++++ Extracted information

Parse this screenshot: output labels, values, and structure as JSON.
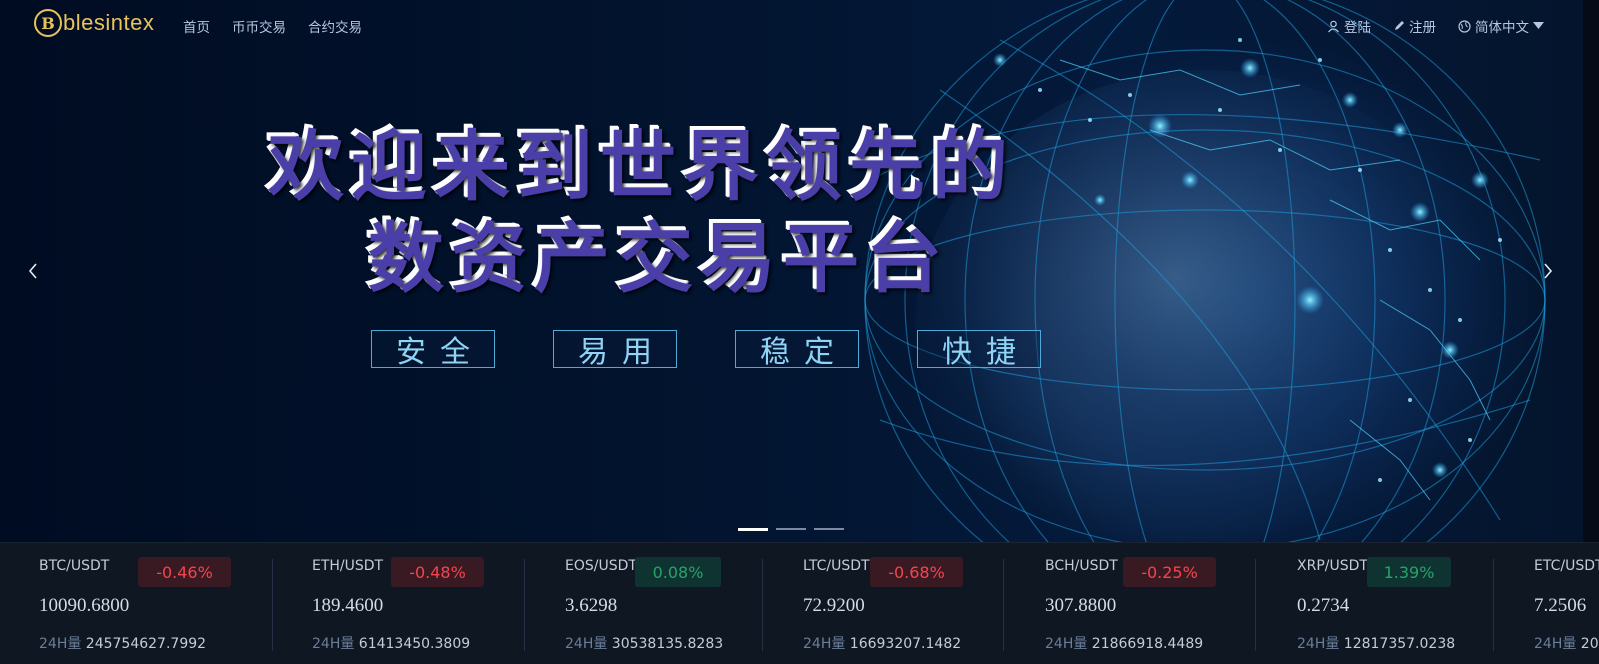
{
  "brand": {
    "logo_letter": "B",
    "name": "blesintex",
    "accent": "#e8c35a"
  },
  "nav": {
    "links": [
      "首页",
      "币币交易",
      "合约交易"
    ],
    "login": "登陆",
    "register": "注册",
    "language": "简体中文"
  },
  "hero": {
    "headline_line1": "欢迎来到世界领先的",
    "headline_line2": "数资产交易平台",
    "features": [
      "安全",
      "易用",
      "稳定",
      "快捷"
    ],
    "slides_count": 3,
    "active_slide": 1
  },
  "ticker": {
    "volume_label": "24H量",
    "items": [
      {
        "pair": "BTC/USDT",
        "change": "-0.46%",
        "direction": "down",
        "price": "10090.6800",
        "volume": "245754627.7992"
      },
      {
        "pair": "ETH/USDT",
        "change": "-0.48%",
        "direction": "down",
        "price": "189.4600",
        "volume": "61413450.3809"
      },
      {
        "pair": "EOS/USDT",
        "change": "0.08%",
        "direction": "up",
        "price": "3.6298",
        "volume": "30538135.8283"
      },
      {
        "pair": "LTC/USDT",
        "change": "-0.68%",
        "direction": "down",
        "price": "72.9200",
        "volume": "16693207.1482"
      },
      {
        "pair": "BCH/USDT",
        "change": "-0.25%",
        "direction": "down",
        "price": "307.8800",
        "volume": "21866918.4489"
      },
      {
        "pair": "XRP/USDT",
        "change": "1.39%",
        "direction": "up",
        "price": "0.2734",
        "volume": "12817357.0238"
      },
      {
        "pair": "ETC/USDT",
        "change": "",
        "direction": "",
        "price": "7.2506",
        "volume": "20"
      }
    ]
  },
  "colors": {
    "down": "#f2454e",
    "up": "#27a36c",
    "feature_border": "#4fa9d9"
  }
}
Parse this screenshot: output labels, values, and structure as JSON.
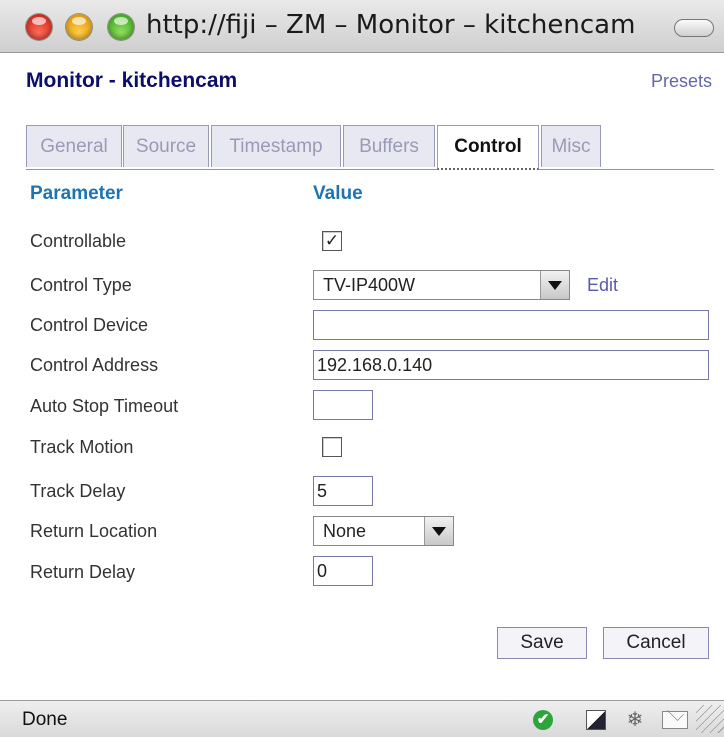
{
  "window": {
    "title": "http://fiji – ZM – Monitor – kitchencam"
  },
  "header": {
    "title": "Monitor - kitchencam",
    "presets_label": "Presets"
  },
  "tabs": [
    {
      "label": "General",
      "active": false
    },
    {
      "label": "Source",
      "active": false
    },
    {
      "label": "Timestamp",
      "active": false
    },
    {
      "label": "Buffers",
      "active": false
    },
    {
      "label": "Control",
      "active": true
    },
    {
      "label": "Misc",
      "active": false
    }
  ],
  "table": {
    "param_header": "Parameter",
    "value_header": "Value",
    "rows": {
      "controllable": {
        "label": "Controllable",
        "checked": true,
        "check_glyph": "✓"
      },
      "control_type": {
        "label": "Control Type",
        "value": "TV-IP400W",
        "edit_label": "Edit"
      },
      "control_device": {
        "label": "Control Device",
        "value": ""
      },
      "control_address": {
        "label": "Control Address",
        "value": "192.168.0.140"
      },
      "auto_stop_timeout": {
        "label": "Auto Stop Timeout",
        "value": ""
      },
      "track_motion": {
        "label": "Track Motion",
        "checked": false
      },
      "track_delay": {
        "label": "Track Delay",
        "value": "5"
      },
      "return_location": {
        "label": "Return Location",
        "value": "None"
      },
      "return_delay": {
        "label": "Return Delay",
        "value": "0"
      }
    }
  },
  "actions": {
    "save_label": "Save",
    "cancel_label": "Cancel"
  },
  "statusbar": {
    "text": "Done",
    "ok_glyph": "✔",
    "flake_glyph": "❄"
  },
  "colors": {
    "title": "#0d0d6b",
    "header": "#1d74b0",
    "link": "#5a5aa8",
    "tab_border": "#9999bb"
  }
}
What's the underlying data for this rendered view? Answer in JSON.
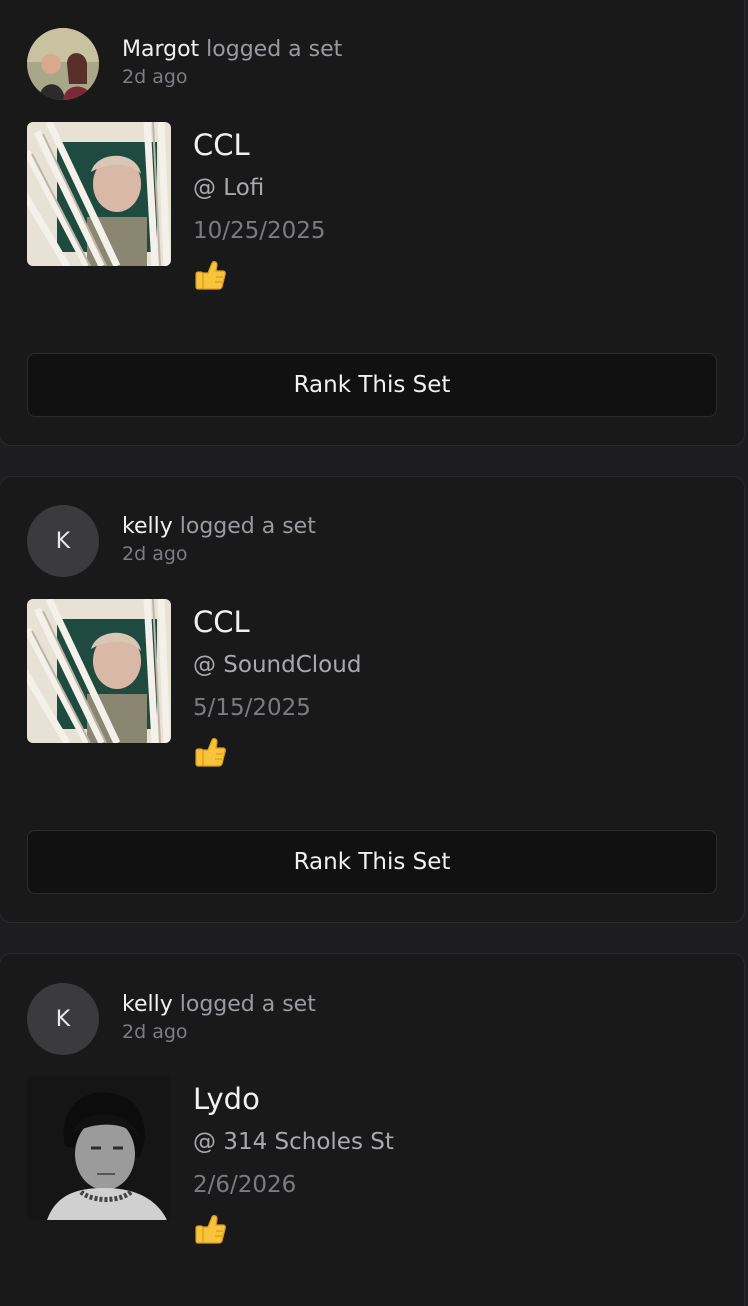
{
  "feed": {
    "action_text": "logged a set",
    "rank_button_label": "Rank This Set",
    "reaction_icon": "thumbs-up",
    "posts": [
      {
        "user": "Margot",
        "avatar_initial": "",
        "time": "2d ago",
        "title": "CCL",
        "venue": "@ Lofi",
        "date": "10/25/2025"
      },
      {
        "user": "kelly",
        "avatar_initial": "K",
        "time": "2d ago",
        "title": "CCL",
        "venue": "@ SoundCloud",
        "date": "5/15/2025"
      },
      {
        "user": "kelly",
        "avatar_initial": "K",
        "time": "2d ago",
        "title": "Lydo",
        "venue": "@ 314 Scholes St",
        "date": "2/6/2026"
      }
    ]
  },
  "colors": {
    "page_bg": "#1d1d20",
    "card_bg": "#19191a",
    "button_bg": "#111112",
    "text_primary": "#f1f1f3",
    "text_muted": "#9a9aa0",
    "avatar_bg": "#3b3b3e",
    "thumb_yellow": "#f7c43c"
  }
}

++++++++

● Task goal: Pictures don't belong in the copy. Restate all the entries exactly.

● Written response:
Parse this screenshot: output labels, values, and structure as JSON.
{
  "brand": {
    "logo_letter": "B",
    "name": "blesintex",
    "accent": "#e8c35a"
  },
  "nav": {
    "links": [
      "首页",
      "币币交易",
      "合约交易"
    ],
    "login": "登陆",
    "register": "注册",
    "language": "简体中文"
  },
  "hero": {
    "headline_line1": "欢迎来到世界领先的",
    "headline_line2": "数资产交易平台",
    "features": [
      "安全",
      "易用",
      "稳定",
      "快捷"
    ],
    "slides_count": 3,
    "active_slide": 1
  },
  "ticker": {
    "volume_label": "24H量",
    "items": [
      {
        "pair": "BTC/USDT",
        "change": "-0.46%",
        "direction": "down",
        "price": "10090.6800",
        "volume": "245754627.7992"
      },
      {
        "pair": "ETH/USDT",
        "change": "-0.48%",
        "direction": "down",
        "price": "189.4600",
        "volume": "61413450.3809"
      },
      {
        "pair": "EOS/USDT",
        "change": "0.08%",
        "direction": "up",
        "price": "3.6298",
        "volume": "30538135.8283"
      },
      {
        "pair": "LTC/USDT",
        "change": "-0.68%",
        "direction": "down",
        "price": "72.9200",
        "volume": "16693207.1482"
      },
      {
        "pair": "BCH/USDT",
        "change": "-0.25%",
        "direction": "down",
        "price": "307.8800",
        "volume": "21866918.4489"
      },
      {
        "pair": "XRP/USDT",
        "change": "1.39%",
        "direction": "up",
        "price": "0.2734",
        "volume": "12817357.0238"
      },
      {
        "pair": "ETC/USDT",
        "change": "",
        "direction": "",
        "price": "7.2506",
        "volume": "20"
      }
    ]
  },
  "colors": {
    "down": "#f2454e",
    "up": "#27a36c",
    "feature_border": "#4fa9d9"
  }
}
Parse this screenshot: output labels, values, and structure as JSON.
{
  "window": {
    "title": "http://fiji – ZM – Monitor – kitchencam"
  },
  "header": {
    "title": "Monitor - kitchencam",
    "presets_label": "Presets"
  },
  "tabs": [
    {
      "label": "General",
      "active": false
    },
    {
      "label": "Source",
      "active": false
    },
    {
      "label": "Timestamp",
      "active": false
    },
    {
      "label": "Buffers",
      "active": false
    },
    {
      "label": "Control",
      "active": true
    },
    {
      "label": "Misc",
      "active": false
    }
  ],
  "table": {
    "param_header": "Parameter",
    "value_header": "Value",
    "rows": {
      "controllable": {
        "label": "Controllable",
        "checked": true,
        "check_glyph": "✓"
      },
      "control_type": {
        "label": "Control Type",
        "value": "TV-IP400W",
        "edit_label": "Edit"
      },
      "control_device": {
        "label": "Control Device",
        "value": ""
      },
      "control_address": {
        "label": "Control Address",
        "value": "192.168.0.140"
      },
      "auto_stop_timeout": {
        "label": "Auto Stop Timeout",
        "value": ""
      },
      "track_motion": {
        "label": "Track Motion",
        "checked": false
      },
      "track_delay": {
        "label": "Track Delay",
        "value": "5"
      },
      "return_location": {
        "label": "Return Location",
        "value": "None"
      },
      "return_delay": {
        "label": "Return Delay",
        "value": "0"
      }
    }
  },
  "actions": {
    "save_label": "Save",
    "cancel_label": "Cancel"
  },
  "statusbar": {
    "text": "Done",
    "ok_glyph": "✔",
    "flake_glyph": "❄"
  },
  "colors": {
    "title": "#0d0d6b",
    "header": "#1d74b0",
    "link": "#5a5aa8",
    "tab_border": "#9999bb"
  }
}
What's the underlying data for this rendered view? Answer in JSON.
{
  "feed": {
    "action_text": "logged a set",
    "rank_button_label": "Rank This Set",
    "reaction_icon": "thumbs-up",
    "posts": [
      {
        "user": "Margot",
        "avatar_initial": "",
        "time": "2d ago",
        "title": "CCL",
        "venue": "@ Lofi",
        "date": "10/25/2025"
      },
      {
        "user": "kelly",
        "avatar_initial": "K",
        "time": "2d ago",
        "title": "CCL",
        "venue": "@ SoundCloud",
        "date": "5/15/2025"
      },
      {
        "user": "kelly",
        "avatar_initial": "K",
        "time": "2d ago",
        "title": "Lydo",
        "venue": "@ 314 Scholes St",
        "date": "2/6/2026"
      }
    ]
  },
  "colors": {
    "page_bg": "#1d1d20",
    "card_bg": "#19191a",
    "button_bg": "#111112",
    "text_primary": "#f1f1f3",
    "text_muted": "#9a9aa0",
    "avatar_bg": "#3b3b3e",
    "thumb_yellow": "#f7c43c"
  }
}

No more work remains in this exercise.